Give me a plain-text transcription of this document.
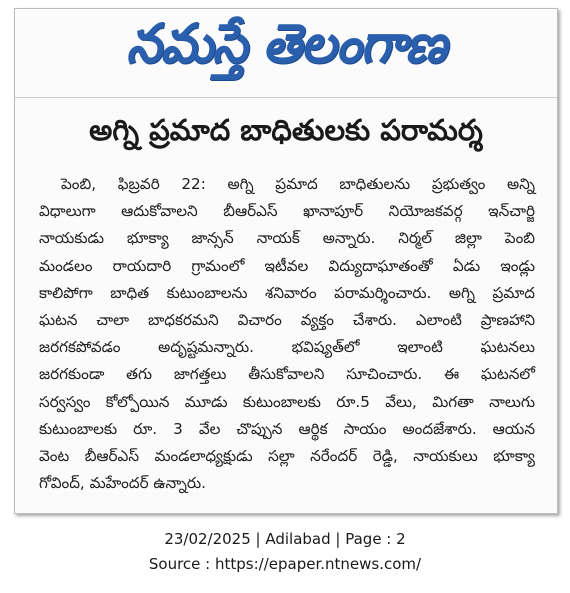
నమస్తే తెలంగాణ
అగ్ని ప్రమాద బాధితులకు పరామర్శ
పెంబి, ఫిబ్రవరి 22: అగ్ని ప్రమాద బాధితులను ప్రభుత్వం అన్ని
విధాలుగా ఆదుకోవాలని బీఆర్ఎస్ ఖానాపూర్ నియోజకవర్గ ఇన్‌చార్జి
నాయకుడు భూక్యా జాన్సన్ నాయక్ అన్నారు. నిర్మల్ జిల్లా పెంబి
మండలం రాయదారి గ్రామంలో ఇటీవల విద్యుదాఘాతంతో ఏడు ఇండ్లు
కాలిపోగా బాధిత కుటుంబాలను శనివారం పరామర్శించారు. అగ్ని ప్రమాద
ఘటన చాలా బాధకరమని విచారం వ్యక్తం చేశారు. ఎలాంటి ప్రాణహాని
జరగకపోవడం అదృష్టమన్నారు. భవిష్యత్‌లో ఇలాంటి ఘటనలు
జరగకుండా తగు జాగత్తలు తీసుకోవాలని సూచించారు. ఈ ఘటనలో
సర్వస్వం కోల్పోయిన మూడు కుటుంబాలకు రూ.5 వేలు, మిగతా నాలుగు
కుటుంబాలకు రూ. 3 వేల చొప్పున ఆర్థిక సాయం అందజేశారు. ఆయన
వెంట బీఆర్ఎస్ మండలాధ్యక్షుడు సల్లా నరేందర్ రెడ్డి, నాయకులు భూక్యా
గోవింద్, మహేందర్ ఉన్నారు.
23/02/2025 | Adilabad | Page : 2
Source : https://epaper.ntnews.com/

□ □ □ □

Your task is to copy the entries in full and exactly, without any images.

[WRITTEN RESPONSE]:
Give me a plain-text transcription of this document.
నమస్తే తెలంగాణ
అగ్ని ప్రమాద బాధితులకు పరామర్శ
పెంబి, ఫిబ్రవరి 22: అగ్ని ప్రమాద బాధితులను ప్రభుత్వం అన్ని
విధాలుగా ఆదుకోవాలని బీఆర్ఎస్ ఖానాపూర్ నియోజకవర్గ ఇన్‌చార్జి
నాయకుడు భూక్యా జాన్సన్ నాయక్ అన్నారు. నిర్మల్ జిల్లా పెంబి
మండలం రాయదారి గ్రామంలో ఇటీవల విద్యుదాఘాతంతో ఏడు ఇండ్లు
కాలిపోగా బాధిత కుటుంబాలను శనివారం పరామర్శించారు. అగ్ని ప్రమాద
ఘటన చాలా బాధకరమని విచారం వ్యక్తం చేశారు. ఎలాంటి ప్రాణహాని
జరగకపోవడం అదృష్టమన్నారు. భవిష్యత్‌లో ఇలాంటి ఘటనలు
జరగకుండా తగు జాగత్తలు తీసుకోవాలని సూచించారు. ఈ ఘటనలో
సర్వస్వం కోల్పోయిన మూడు కుటుంబాలకు రూ.5 వేలు, మిగతా నాలుగు
కుటుంబాలకు రూ. 3 వేల చొప్పున ఆర్థిక సాయం అందజేశారు. ఆయన
వెంట బీఆర్ఎస్ మండలాధ్యక్షుడు సల్లా నరేందర్ రెడ్డి, నాయకులు భూక్యా
గోవింద్, మహేందర్ ఉన్నారు.
23/02/2025 | Adilabad | Page : 2
Source : https://epaper.ntnews.com/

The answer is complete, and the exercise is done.